## PROVIDED ENTRIES
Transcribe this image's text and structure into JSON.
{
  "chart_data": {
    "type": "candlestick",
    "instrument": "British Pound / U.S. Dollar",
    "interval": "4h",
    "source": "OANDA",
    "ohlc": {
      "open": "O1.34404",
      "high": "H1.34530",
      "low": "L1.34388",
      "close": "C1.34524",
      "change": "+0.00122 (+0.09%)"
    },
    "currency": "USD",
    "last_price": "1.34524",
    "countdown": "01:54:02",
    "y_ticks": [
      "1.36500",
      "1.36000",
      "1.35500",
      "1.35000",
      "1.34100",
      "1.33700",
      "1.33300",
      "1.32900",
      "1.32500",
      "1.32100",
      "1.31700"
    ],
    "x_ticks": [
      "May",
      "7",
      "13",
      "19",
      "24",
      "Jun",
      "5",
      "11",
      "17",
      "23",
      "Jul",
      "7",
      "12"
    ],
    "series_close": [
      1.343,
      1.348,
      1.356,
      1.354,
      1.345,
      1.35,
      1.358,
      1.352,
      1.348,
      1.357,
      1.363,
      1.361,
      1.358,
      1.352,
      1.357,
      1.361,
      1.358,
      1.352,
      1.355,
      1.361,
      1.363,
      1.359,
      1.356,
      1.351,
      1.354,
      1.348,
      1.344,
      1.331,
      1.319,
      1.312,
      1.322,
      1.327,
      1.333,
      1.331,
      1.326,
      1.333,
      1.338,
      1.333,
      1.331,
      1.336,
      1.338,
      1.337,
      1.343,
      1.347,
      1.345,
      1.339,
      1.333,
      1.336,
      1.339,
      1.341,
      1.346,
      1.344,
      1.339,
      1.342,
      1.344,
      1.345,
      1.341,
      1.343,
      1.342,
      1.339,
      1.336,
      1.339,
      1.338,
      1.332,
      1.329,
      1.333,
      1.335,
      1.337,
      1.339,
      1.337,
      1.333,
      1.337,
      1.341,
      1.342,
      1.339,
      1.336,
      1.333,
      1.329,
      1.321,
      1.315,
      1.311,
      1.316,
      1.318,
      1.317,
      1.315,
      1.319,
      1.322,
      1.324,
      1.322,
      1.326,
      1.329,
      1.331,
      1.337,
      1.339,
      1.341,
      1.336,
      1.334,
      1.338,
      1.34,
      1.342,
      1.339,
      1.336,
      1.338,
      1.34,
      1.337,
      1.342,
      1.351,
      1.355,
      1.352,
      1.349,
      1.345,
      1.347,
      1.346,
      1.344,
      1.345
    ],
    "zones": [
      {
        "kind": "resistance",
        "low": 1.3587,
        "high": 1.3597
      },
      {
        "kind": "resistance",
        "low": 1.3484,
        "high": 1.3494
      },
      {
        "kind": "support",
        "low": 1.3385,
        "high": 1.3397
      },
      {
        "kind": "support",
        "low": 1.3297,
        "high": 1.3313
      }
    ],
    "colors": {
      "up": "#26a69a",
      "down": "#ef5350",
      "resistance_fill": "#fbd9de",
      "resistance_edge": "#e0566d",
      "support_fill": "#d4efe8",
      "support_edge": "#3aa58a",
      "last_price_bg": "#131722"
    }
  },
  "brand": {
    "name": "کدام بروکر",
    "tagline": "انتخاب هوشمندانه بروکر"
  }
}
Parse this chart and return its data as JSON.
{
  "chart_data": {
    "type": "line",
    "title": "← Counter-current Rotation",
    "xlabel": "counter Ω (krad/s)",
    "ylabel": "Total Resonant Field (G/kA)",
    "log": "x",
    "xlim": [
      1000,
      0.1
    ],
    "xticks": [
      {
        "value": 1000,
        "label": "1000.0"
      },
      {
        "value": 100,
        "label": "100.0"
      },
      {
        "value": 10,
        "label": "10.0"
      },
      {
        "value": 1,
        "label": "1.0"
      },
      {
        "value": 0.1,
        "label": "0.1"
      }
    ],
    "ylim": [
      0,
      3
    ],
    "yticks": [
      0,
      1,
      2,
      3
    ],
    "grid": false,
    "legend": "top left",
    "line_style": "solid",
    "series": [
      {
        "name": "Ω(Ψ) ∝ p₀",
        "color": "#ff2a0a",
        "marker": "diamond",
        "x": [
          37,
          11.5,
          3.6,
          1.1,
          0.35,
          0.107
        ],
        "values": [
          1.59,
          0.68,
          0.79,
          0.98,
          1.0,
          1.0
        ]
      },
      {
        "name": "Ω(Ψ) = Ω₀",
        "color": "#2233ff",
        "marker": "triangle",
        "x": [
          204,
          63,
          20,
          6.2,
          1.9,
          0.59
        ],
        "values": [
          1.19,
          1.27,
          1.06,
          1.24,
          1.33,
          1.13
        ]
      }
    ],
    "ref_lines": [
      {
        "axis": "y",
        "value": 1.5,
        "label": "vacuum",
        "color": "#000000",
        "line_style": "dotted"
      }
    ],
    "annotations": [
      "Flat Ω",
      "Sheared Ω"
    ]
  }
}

## YOUR OBJECTIVE
Reproduce the entire listing word for word.

## CORRECT RESPONSE
Transcribe this image's text and structure into JSON.
{
  "chart_data": {
    "type": "candlestick",
    "instrument": "British Pound / U.S. Dollar",
    "interval": "4h",
    "source": "OANDA",
    "ohlc": {
      "open": "O1.34404",
      "high": "H1.34530",
      "low": "L1.34388",
      "close": "C1.34524",
      "change": "+0.00122 (+0.09%)"
    },
    "currency": "USD",
    "last_price": "1.34524",
    "countdown": "01:54:02",
    "y_ticks": [
      "1.36500",
      "1.36000",
      "1.35500",
      "1.35000",
      "1.34100",
      "1.33700",
      "1.33300",
      "1.32900",
      "1.32500",
      "1.32100",
      "1.31700"
    ],
    "x_ticks": [
      "May",
      "7",
      "13",
      "19",
      "24",
      "Jun",
      "5",
      "11",
      "17",
      "23",
      "Jul",
      "7",
      "12"
    ],
    "series_close": [
      1.343,
      1.348,
      1.356,
      1.354,
      1.345,
      1.35,
      1.358,
      1.352,
      1.348,
      1.357,
      1.363,
      1.361,
      1.358,
      1.352,
      1.357,
      1.361,
      1.358,
      1.352,
      1.355,
      1.361,
      1.363,
      1.359,
      1.356,
      1.351,
      1.354,
      1.348,
      1.344,
      1.331,
      1.319,
      1.312,
      1.322,
      1.327,
      1.333,
      1.331,
      1.326,
      1.333,
      1.338,
      1.333,
      1.331,
      1.336,
      1.338,
      1.337,
      1.343,
      1.347,
      1.345,
      1.339,
      1.333,
      1.336,
      1.339,
      1.341,
      1.346,
      1.344,
      1.339,
      1.342,
      1.344,
      1.345,
      1.341,
      1.343,
      1.342,
      1.339,
      1.336,
      1.339,
      1.338,
      1.332,
      1.329,
      1.333,
      1.335,
      1.337,
      1.339,
      1.337,
      1.333,
      1.337,
      1.341,
      1.342,
      1.339,
      1.336,
      1.333,
      1.329,
      1.321,
      1.315,
      1.311,
      1.316,
      1.318,
      1.317,
      1.315,
      1.319,
      1.322,
      1.324,
      1.322,
      1.326,
      1.329,
      1.331,
      1.337,
      1.339,
      1.341,
      1.336,
      1.334,
      1.338,
      1.34,
      1.342,
      1.339,
      1.336,
      1.338,
      1.34,
      1.337,
      1.342,
      1.351,
      1.355,
      1.352,
      1.349,
      1.345,
      1.347,
      1.346,
      1.344,
      1.345
    ],
    "zones": [
      {
        "kind": "resistance",
        "low": 1.3587,
        "high": 1.3597
      },
      {
        "kind": "resistance",
        "low": 1.3484,
        "high": 1.3494
      },
      {
        "kind": "support",
        "low": 1.3385,
        "high": 1.3397
      },
      {
        "kind": "support",
        "low": 1.3297,
        "high": 1.3313
      }
    ],
    "colors": {
      "up": "#26a69a",
      "down": "#ef5350",
      "resistance_fill": "#fbd9de",
      "resistance_edge": "#e0566d",
      "support_fill": "#d4efe8",
      "support_edge": "#3aa58a",
      "last_price_bg": "#131722"
    }
  },
  "brand": {
    "name": "کدام بروکر",
    "tagline": "انتخاب هوشمندانه بروکر"
  }
}
Parse this chart and return its data as JSON.
{
  "chart_data": {
    "type": "line",
    "title": "← Counter-current Rotation",
    "xlabel": "counter Ω (krad/s)",
    "ylabel": "Total Resonant Field (G/kA)",
    "log": "x",
    "xlim": [
      1000,
      0.1
    ],
    "xticks": [
      {
        "value": 1000,
        "label": "1000.0"
      },
      {
        "value": 100,
        "label": "100.0"
      },
      {
        "value": 10,
        "label": "10.0"
      },
      {
        "value": 1,
        "label": "1.0"
      },
      {
        "value": 0.1,
        "label": "0.1"
      }
    ],
    "ylim": [
      0,
      3
    ],
    "yticks": [
      0,
      1,
      2,
      3
    ],
    "grid": false,
    "legend": "top left",
    "line_style": "solid",
    "series": [
      {
        "name": "Ω(Ψ) ∝ p₀",
        "color": "#ff2a0a",
        "marker": "diamond",
        "x": [
          37,
          11.5,
          3.6,
          1.1,
          0.35,
          0.107
        ],
        "values": [
          1.59,
          0.68,
          0.79,
          0.98,
          1.0,
          1.0
        ]
      },
      {
        "name": "Ω(Ψ) = Ω₀",
        "color": "#2233ff",
        "marker": "triangle",
        "x": [
          204,
          63,
          20,
          6.2,
          1.9,
          0.59
        ],
        "values": [
          1.19,
          1.27,
          1.06,
          1.24,
          1.33,
          1.13
        ]
      }
    ],
    "ref_lines": [
      {
        "axis": "y",
        "value": 1.5,
        "label": "vacuum",
        "color": "#000000",
        "line_style": "dotted"
      }
    ],
    "annotations": [
      "Flat Ω",
      "Sheared Ω"
    ]
  }
}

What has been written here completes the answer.